### Do this
All entries are to be quoted exactly; the images stay out of the copy.

### Records supplied
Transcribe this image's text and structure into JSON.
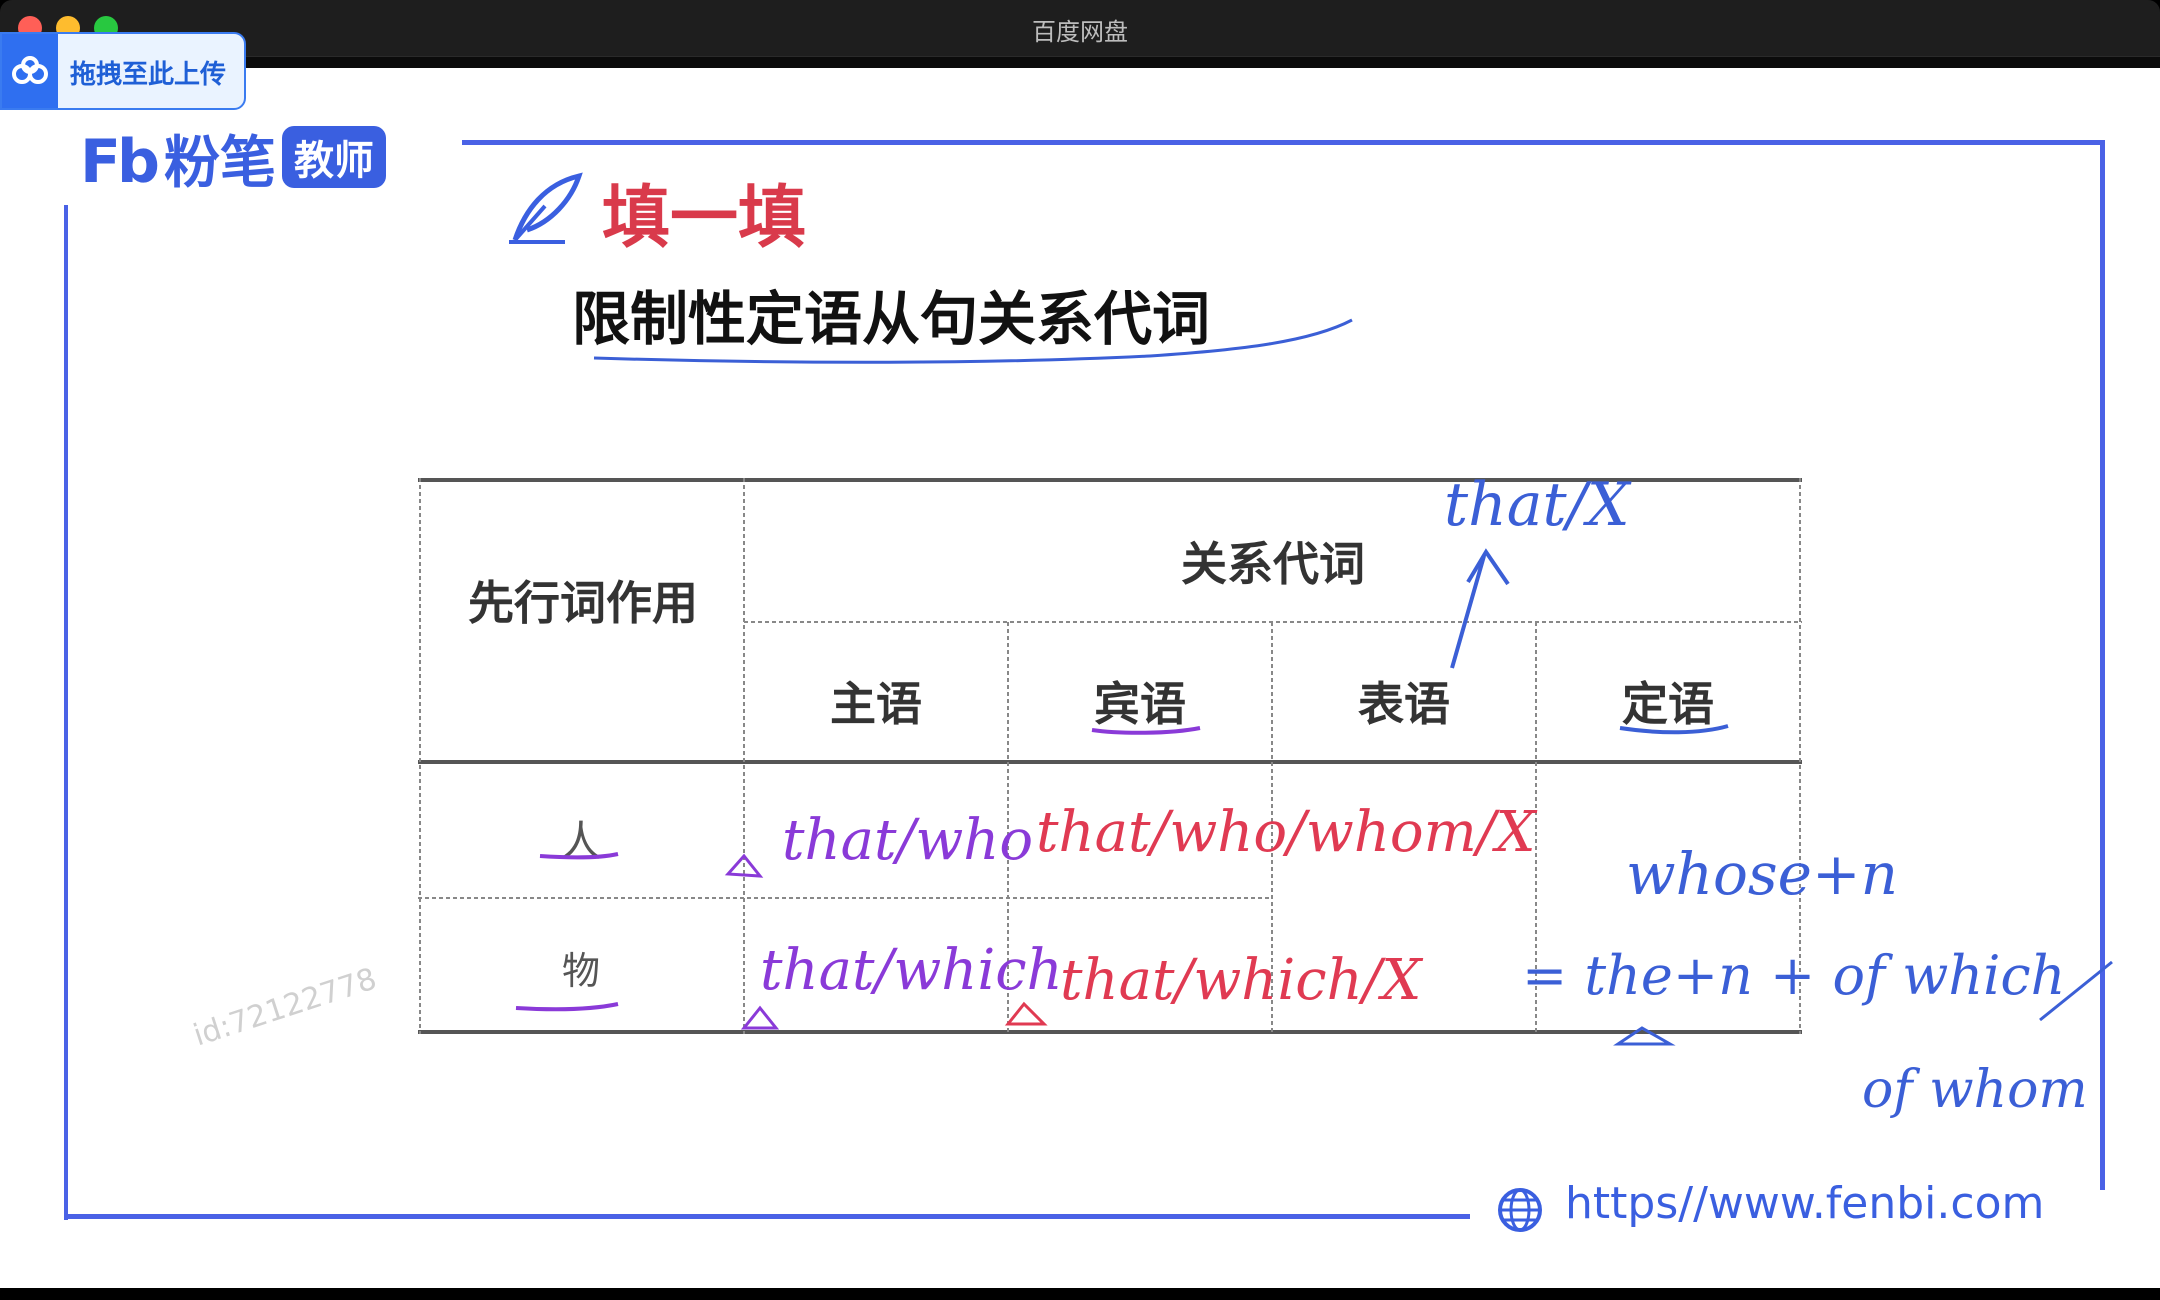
{
  "window": {
    "title": "百度网盘"
  },
  "upload": {
    "label": "拖拽至此上传"
  },
  "logo": {
    "fb": "Fb",
    "brand": "粉笔",
    "badge": "教师"
  },
  "slide": {
    "section_title": "填一填",
    "subtitle": "限制性定语从句关系代词",
    "table": {
      "header_left": "先行词作用",
      "header_top": "关系代词",
      "columns": [
        "主语",
        "宾语",
        "表语",
        "定语"
      ],
      "rows": [
        "人",
        "物"
      ]
    },
    "watermark": "id:72122778",
    "url": "https//www.fenbi.com"
  },
  "annotations": {
    "above_biaoyu": "that/X",
    "person_subject": "that/who",
    "person_object": "that/who/whom/X",
    "thing_subject": "that/which",
    "thing_object": "that/which/X",
    "attr_line1": "whose+n",
    "attr_line2": "= the+n + of which",
    "attr_line3": "of whom"
  },
  "colors": {
    "frame": "#4a62e6",
    "brand": "#3a5fe0",
    "title_red": "#d93a4b",
    "ink_red": "#e03a52",
    "ink_purple": "#8a3ad8",
    "ink_blue": "#3b5fd6"
  }
}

### Response to this task
Transcribe this image's text and structure into JSON.
{
  "window": {
    "title": "百度网盘"
  },
  "upload": {
    "label": "拖拽至此上传"
  },
  "logo": {
    "fb": "Fb",
    "brand": "粉笔",
    "badge": "教师"
  },
  "slide": {
    "section_title": "填一填",
    "subtitle": "限制性定语从句关系代词",
    "table": {
      "header_left": "先行词作用",
      "header_top": "关系代词",
      "columns": [
        "主语",
        "宾语",
        "表语",
        "定语"
      ],
      "rows": [
        "人",
        "物"
      ]
    },
    "watermark": "id:72122778",
    "url": "https//www.fenbi.com"
  },
  "annotations": {
    "above_biaoyu": "that/X",
    "person_subject": "that/who",
    "person_object": "that/who/whom/X",
    "thing_subject": "that/which",
    "thing_object": "that/which/X",
    "attr_line1": "whose+n",
    "attr_line2": "= the+n + of which",
    "attr_line3": "of whom"
  },
  "colors": {
    "frame": "#4a62e6",
    "brand": "#3a5fe0",
    "title_red": "#d93a4b",
    "ink_red": "#e03a52",
    "ink_purple": "#8a3ad8",
    "ink_blue": "#3b5fd6"
  }
}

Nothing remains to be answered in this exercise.